### What is being asked
Locate every line in the records below that holds the word "岗位任职资格及胜任能力描述" and return each one.

Dataset items:

###

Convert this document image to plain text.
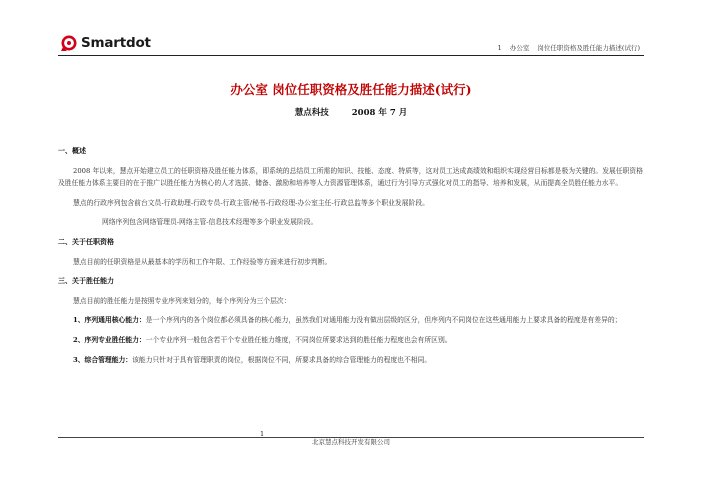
Smartdot	1 办公室 岗位任职资格及胜任能力描述(试行)
办公室 岗位任职资格及胜任能力描述(试行)
慧点科技	2008 年 7 月

一、概述

2008 年以来，慧点开始建立员工的任职资格及胜任能力体系，即系统的总结员工所需的知识、技能、态度、特质等，这对员工达成高绩效和组织实现经营目标都是极为关键的。发展任职资格及胜任能力体系主要目的在于推广以胜任能力为核心的人才选拔、储备、激励和培养等人力资源管理体系，通过行为引导方式强化对员工的指导、培养和发展，从而提高全员胜任能力水平。

慧点的行政序列包含前台文员-行政助理-行政专员-行政主管/秘书-行政经理-办公室主任-行政总监等多个职业发展阶段。

网络序列包含网络管理员-网络主管-信息技术经理等多个职业发展阶段。

二、关于任职资格

慧点目前的任职资格是从最基本的学历和工作年限、工作经验等方面来进行初步判断。

三、关于胜任能力

慧点目前的胜任能力是按照专业序列来划分的，每个序列分为三个层次：

1、序列通用核心能力：是一个序列内的各个岗位都必须具备的核心能力，虽然我们对通用能力没有做出层级的区分，但序列内不同岗位在这些通用能力上要求具备的程度是有差异的；

2、序列专业胜任能力：一个专业序列一般包含若干个专业胜任能力维度，不同岗位所要求达到的胜任能力程度也会有所区别。

3、综合管理能力：该能力只针对于具有管理职责的岗位，根据岗位不同，所要求具备的综合管理能力的程度也不相同。

1
北京慧点科技开发有限公司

###

### Written answer
Smartdot	1 办公室 岗位任职资格及胜任能力描述(试行)
办公室 岗位任职资格及胜任能力描述(试行)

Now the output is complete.